> [What to do] In the copy, include every entry exactly but none of the images.

'''

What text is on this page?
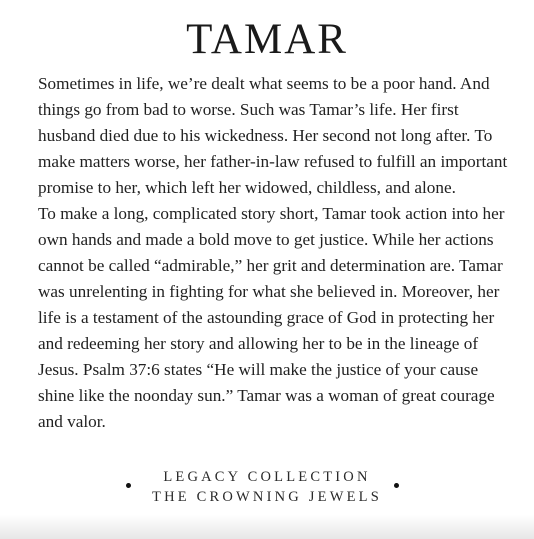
TAMAR

Sometimes in life, we’re dealt what seems to be a poor hand. And things go from bad to worse. Such was Tamar’s life. Her first husband died due to his wickedness. Her second not long after. To make matters worse, her father-in-law refused to fulfill an important promise to her, which left her widowed, childless, and alone.

To make a long, complicated story short, Tamar took action into her own hands and made a bold move to get justice. While her actions cannot be called “admirable,” her grit and determination are. Tamar was unrelenting in fighting for what she believed in. Moreover, her life is a testament of the astounding grace of God in protecting her and redeeming her story and allowing her to be in the lineage of Jesus. Psalm 37:6 states “He will make the justice of your cause shine like the noonday sun.” Tamar was a woman of great courage and valor.

LEGACY COLLECTION
THE CROWNING JEWELS
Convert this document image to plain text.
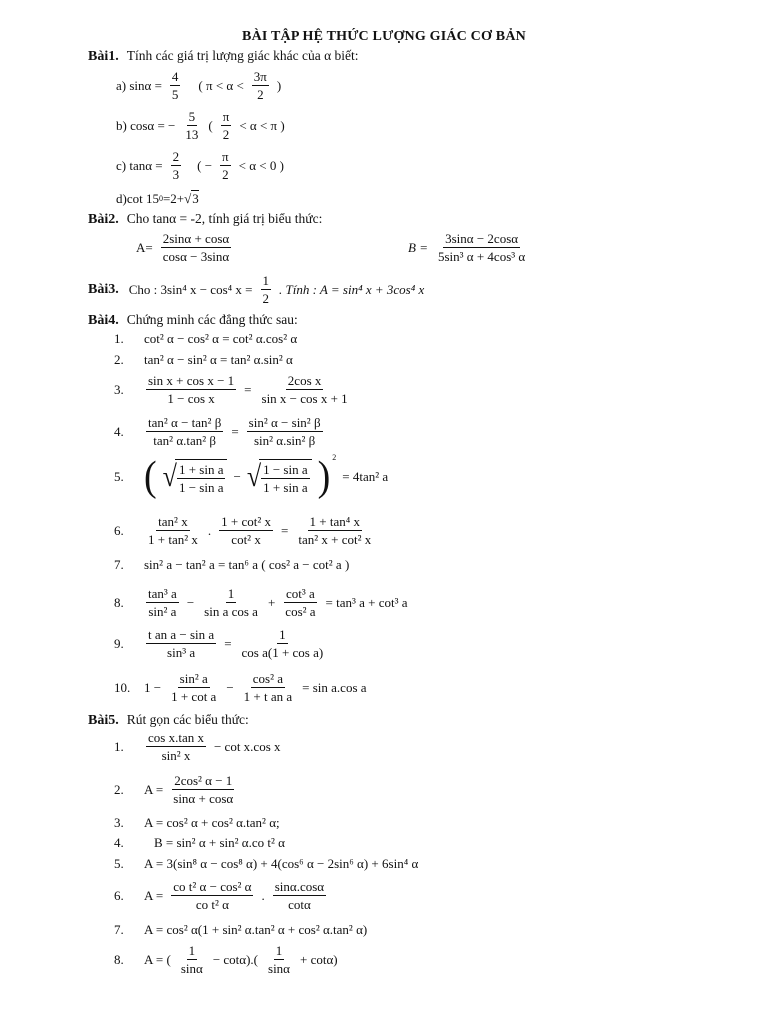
BÀI TẬP HỆ THỨC LƯỢNG GIÁC CƠ BẢN
Bài1. Tính các giá trị lượng giác khác của α biết:
a) $\sin\alpha = \frac{4}{5}$ ( $\pi < \alpha < \frac{3\pi}{2}$ )
b) cosα = − $\frac{5}{13}$ ( $\frac{\pi}{2} < \alpha < \pi$ )
c) $\tan\alpha = \frac{2}{3}$ ( − $\frac{\pi}{2} < \alpha < 0$ )
d)cot 15 0 =2+ √ 3
Bài2. Cho tanα = -2, tính giá trị biểu thức:
$A= \frac{2\sin\alpha + \cos\alpha}{\cos\alpha - 3\sin\alpha}$	$B = \frac{3\sin\alpha - 2\cos\alpha}{\text{5sin³ α + 4cos³ α}}$
Bài3. Cho : 3sin⁴ x − cos⁴ $x = \frac{1}{2}$ . Tính : A = sin⁴ x + 3cos⁴ x
Bài4. Chứng minh các đẳng thức sau:
1.	cot² α − cos² α = cot² α.cos² α
2.	tan² α − sin² α = tan² α.sin² α
3.	$\frac{\text{sin x + cos x − 1}}{\text{1 − cos x}} = \frac{\text{2cos x}}{\text{sin x − cos x + 1}}$
4.	$\frac{\text{tan² α − tan² β}}{\text{tan² α.tan² β}} = \frac{\text{sin² α − sin² β}}{\text{sin² α.sin² β}}$
5. ( √ $\frac{\text{1 + sin a}}{\text{1 − sin a}}$ − √ $\frac{\text{1 − sin a}}{\text{1 + sin a}}$ ) 2
= 4tan² a
6.	$\frac{\text{tan² x}}{\text{1 + tan² x}}$ . $\frac{\text{1 + cot² x}}{\text{cot² x}} = \frac{\text{1 + tan⁴ x}}{\text{tan² x + cot² x}}$
7.	sin² a − tan² a = tan⁶ a ( cos² a − cot² a )
8.	$\frac{\text{tan³ a}}{\text{sin² a}} - \frac{1}{\text{sin a cos a}} + \frac{\text{cot³ a}}{\text{cos² a}} = \tan^3$ a + cot³ a
9.	$\frac{\text{t an a − sin a}}{\text{sin³ a}} = \frac{1}{\text{cos a(1 + cos a)}}$
10.	$1 - \frac{\text{sin² a}}{\text{1 + cot a}} - \frac{\text{cos² a}}{\text{1 + t an a}} = \sin a.\cos$ a
Bài5. Rút gọn các biểu thức:
1.	$\frac{\text{cos x.tan x}}{\text{sin² x}} - \cot x.\cos$ x
2.	$A = \frac{\text{2cos² α − 1}}{\sin\alpha + \cos\alpha}$
3.	A = cos² α + cos² α.tan² α;
4.	B = sin² α + sin² α.co t² α
5.	A = 3(sin⁸ α − cos⁸ α) + 4(cos⁶ α − 2sin⁶ α) + 6sin⁴ α
6.	$A = \frac{\text{co t² α − cos² α}}{\text{co t² α}}$ . $\frac{\sin\alpha.\cos\alpha}{\cot\alpha}$
7.	A = cos² α(1 + sin² α.tan² α + cos² α.tan² α)
8.	A = ( $\frac{1}{\sin\alpha} - \cot\alpha).( \frac{1}{\sin\alpha} + \cot\alpha)$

'''

> [Task result]
What text is on this page?
TAMAR

Sometimes in life, we’re dealt what seems to be a poor hand. And things go from bad to worse. Such was Tamar’s life. Her first husband died due to his wickedness. Her second not long after. To make matters worse, her father-in-law refused to fulfill an important promise to her, which left her widowed, childless, and alone.

To make a long, complicated story short, Tamar took action into her own hands and made a bold move to get justice. While her actions cannot be called “admirable,” her grit and determination are. Tamar was unrelenting in fighting for what she believed in. Moreover, her life is a testament of the astounding grace of God in protecting her and redeeming her story and allowing her to be in the lineage of Jesus. Psalm 37:6 states “He will make the justice of your cause shine like the noonday sun.” Tamar was a woman of great courage and valor.

LEGACY COLLECTION
THE CROWNING JEWELS
Convert this document image to plain text.
BÀI TẬP HỆ THỨC LƯỢNG GIÁC CƠ BẢN
Bài1. Tính các giá trị lượng giác khác của α biết:
a) $\sin\alpha = \frac{4}{5}$ ( $\pi < \alpha < \frac{3\pi}{2}$ )
b) cosα = − $\frac{5}{13}$ ( $\frac{\pi}{2} < \alpha < \pi$ )
c) $\tan\alpha = \frac{2}{3}$ ( − $\frac{\pi}{2} < \alpha < 0$ )
d)cot 15 0 =2+ √ 3
Bài2. Cho tanα = -2, tính giá trị biểu thức:
$A= \frac{2\sin\alpha + \cos\alpha}{\cos\alpha - 3\sin\alpha}$	$B = \frac{3\sin\alpha - 2\cos\alpha}{\text{5sin³ α + 4cos³ α}}$
Bài3. Cho : 3sin⁴ x − cos⁴ $x = \frac{1}{2}$ . Tính : A = sin⁴ x + 3cos⁴ x
Bài4. Chứng minh các đẳng thức sau:
1.	cot² α − cos² α = cot² α.cos² α
2.	tan² α − sin² α = tan² α.sin² α
3.	$\frac{\text{sin x + cos x − 1}}{\text{1 − cos x}} = \frac{\text{2cos x}}{\text{sin x − cos x + 1}}$
4.	$\frac{\text{tan² α − tan² β}}{\text{tan² α.tan² β}} = \frac{\text{sin² α − sin² β}}{\text{sin² α.sin² β}}$
5. ( √ $\frac{\text{1 + sin a}}{\text{1 − sin a}}$ − √ $\frac{\text{1 − sin a}}{\text{1 + sin a}}$ ) 2
= 4tan² a
6.	$\frac{\text{tan² x}}{\text{1 + tan² x}}$ . $\frac{\text{1 + cot² x}}{\text{cot² x}} = \frac{\text{1 + tan⁴ x}}{\text{tan² x + cot² x}}$
7.	sin² a − tan² a = tan⁶ a ( cos² a − cot² a )
8.	$\frac{\text{tan³ a}}{\text{sin² a}} - \frac{1}{\text{sin a cos a}} + \frac{\text{cot³ a}}{\text{cos² a}} = \tan^3$ a + cot³ a
9.	$\frac{\text{t an a − sin a}}{\text{sin³ a}} = \frac{1}{\text{cos a(1 + cos a)}}$
10.	$1 - \frac{\text{sin² a}}{\text{1 + cot a}} - \frac{\text{cos² a}}{\text{1 + t an a}} = \sin a.\cos$ a
Bài5. Rút gọn các biểu thức:
1.	$\frac{\text{cos x.tan x}}{\text{sin² x}} - \cot x.\cos$ x
2.	$A = \frac{\text{2cos² α − 1}}{\sin\alpha + \cos\alpha}$
3.	A = cos² α + cos² α.tan² α;
4.	B = sin² α + sin² α.co t² α
5.	A = 3(sin⁸ α − cos⁸ α) + 4(cos⁶ α − 2sin⁶ α) + 6sin⁴ α
6.	$A = \frac{\text{co t² α − cos² α}}{\text{co t² α}}$ . $\frac{\sin\alpha.\cos\alpha}{\cot\alpha}$
7.	A = cos² α(1 + sin² α.tan² α + cos² α.tan² α)
8.	A = ( $\frac{1}{\sin\alpha} - \cot\alpha).( \frac{1}{\sin\alpha} + \cot\alpha)$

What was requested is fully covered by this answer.